╭─ RECORD EXTRACTS
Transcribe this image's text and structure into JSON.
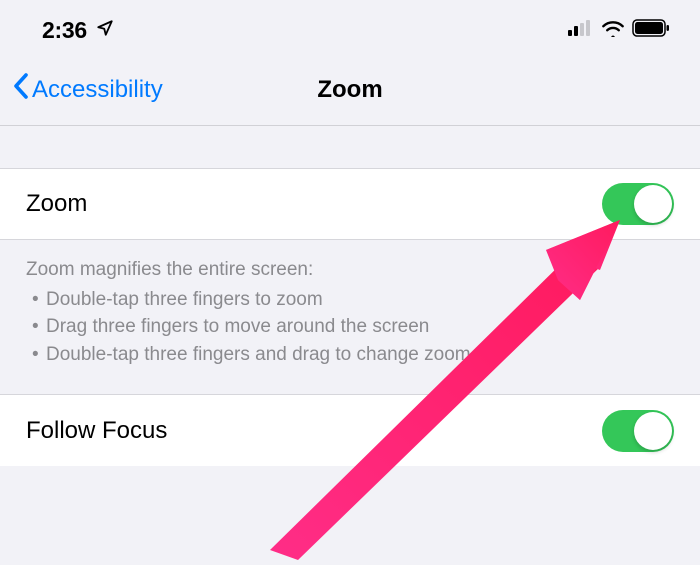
{
  "status": {
    "time": "2:36"
  },
  "nav": {
    "back_label": "Accessibility",
    "title": "Zoom"
  },
  "cells": {
    "zoom": {
      "label": "Zoom",
      "toggle_on": true
    },
    "follow_focus": {
      "label": "Follow Focus",
      "toggle_on": true
    }
  },
  "description": {
    "heading": "Zoom magnifies the entire screen:",
    "bullets": [
      "Double-tap three fingers to zoom",
      "Drag three fingers to move around the screen",
      "Double-tap three fingers and drag to change zoom"
    ]
  }
}
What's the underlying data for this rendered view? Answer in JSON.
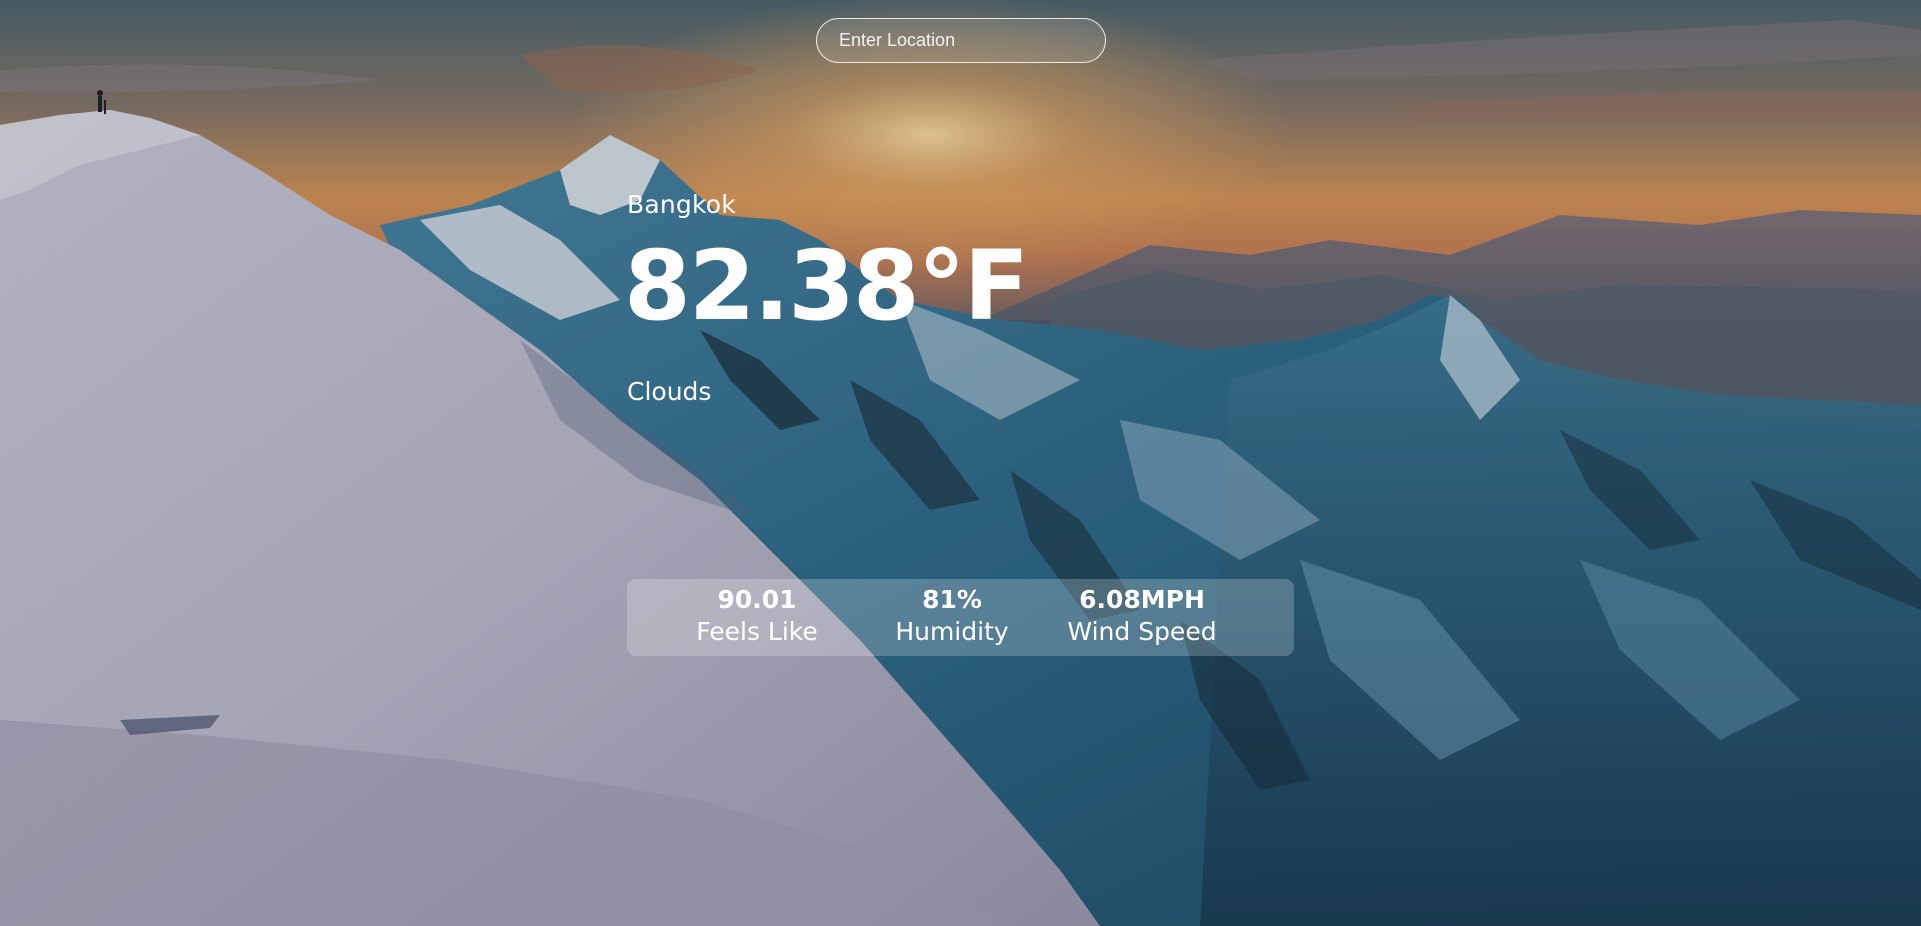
{
  "search": {
    "placeholder": "Enter Location"
  },
  "weather": {
    "city": "Bangkok",
    "temperature": "82.38°F",
    "condition": "Clouds"
  },
  "stats": {
    "feels_like": {
      "value": "90.01",
      "label": "Feels Like"
    },
    "humidity": {
      "value": "81%",
      "label": "Humidity"
    },
    "wind_speed": {
      "value": "6.08MPH",
      "label": "Wind Speed"
    }
  },
  "background": {
    "subject": "snowy mountain ridge at sunset",
    "colors": {
      "sky_top": "#5d6f78",
      "sky_glow": "#e8a15a",
      "snow_light": "#d6d8e4",
      "snow_shadow": "#2f5d76",
      "rock_dark": "#1c2f3c"
    }
  }
}
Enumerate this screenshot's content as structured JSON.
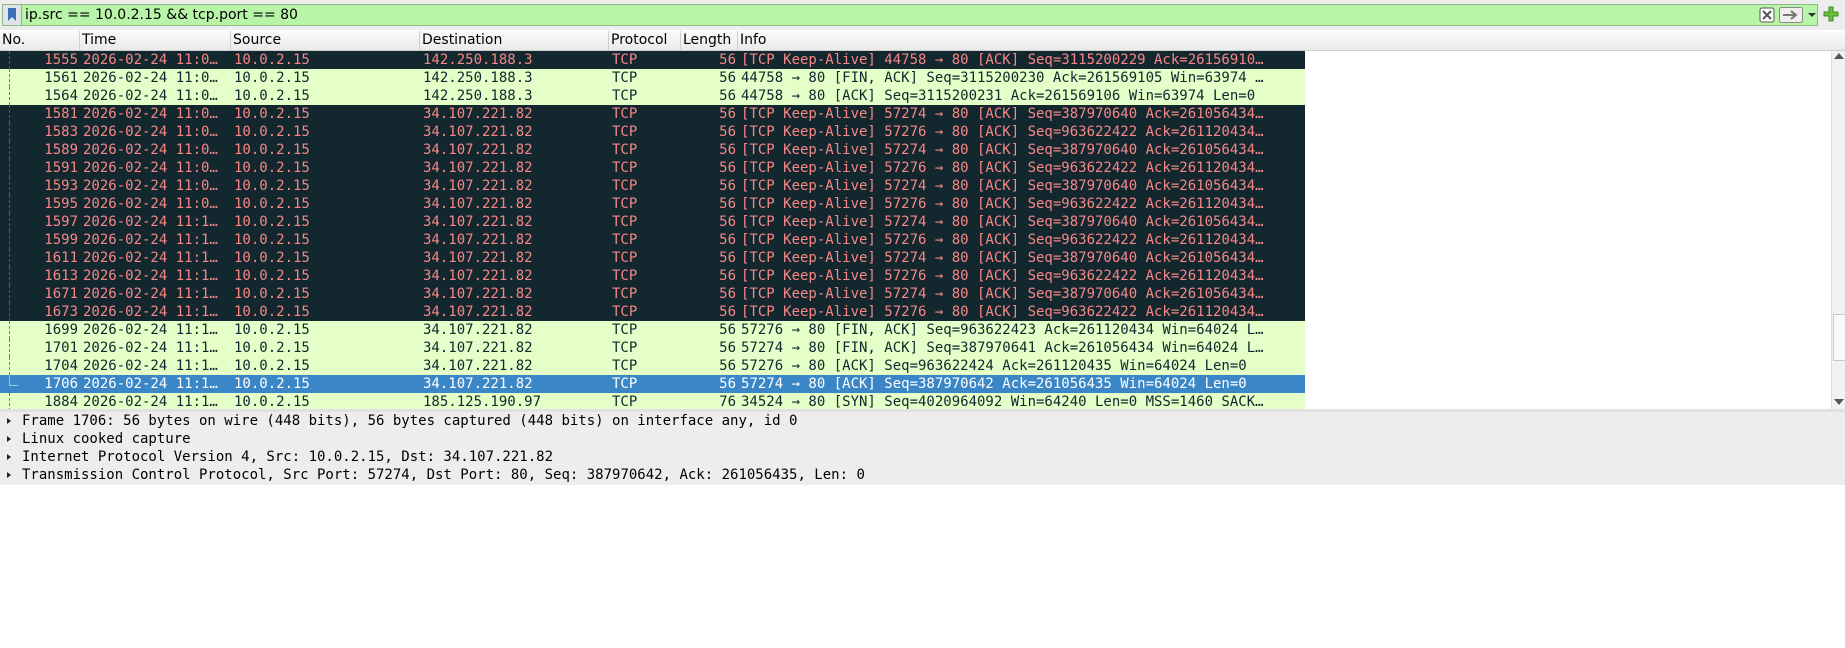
╰─
* **CHALLENGE**:
Copy out the entries verbatim and leave the images out.

* **RESULT OF THE TASK**:
Transcribe this image's text and structure into JSON.
{
  "status": {
    "time": "2:36"
  },
  "nav": {
    "back_label": "Accessibility",
    "title": "Zoom"
  },
  "cells": {
    "zoom": {
      "label": "Zoom",
      "toggle_on": true
    },
    "follow_focus": {
      "label": "Follow Focus",
      "toggle_on": true
    }
  },
  "description": {
    "heading": "Zoom magnifies the entire screen:",
    "bullets": [
      "Double-tap three fingers to zoom",
      "Drag three fingers to move around the screen",
      "Double-tap three fingers and drag to change zoom"
    ]
  }
}
What's the underlying data for this rendered view? Answer in JSON.
{
  "search": {
    "placeholder": "Enter Location"
  },
  "weather": {
    "city": "Bangkok",
    "temperature": "82.38°F",
    "condition": "Clouds"
  },
  "stats": {
    "feels_like": {
      "value": "90.01",
      "label": "Feels Like"
    },
    "humidity": {
      "value": "81%",
      "label": "Humidity"
    },
    "wind_speed": {
      "value": "6.08MPH",
      "label": "Wind Speed"
    }
  },
  "background": {
    "subject": "snowy mountain ridge at sunset",
    "colors": {
      "sky_top": "#5d6f78",
      "sky_glow": "#e8a15a",
      "snow_light": "#d6d8e4",
      "snow_shadow": "#2f5d76",
      "rock_dark": "#1c2f3c"
    }
  }
}
Enumerate this screenshot's content as structured JSON.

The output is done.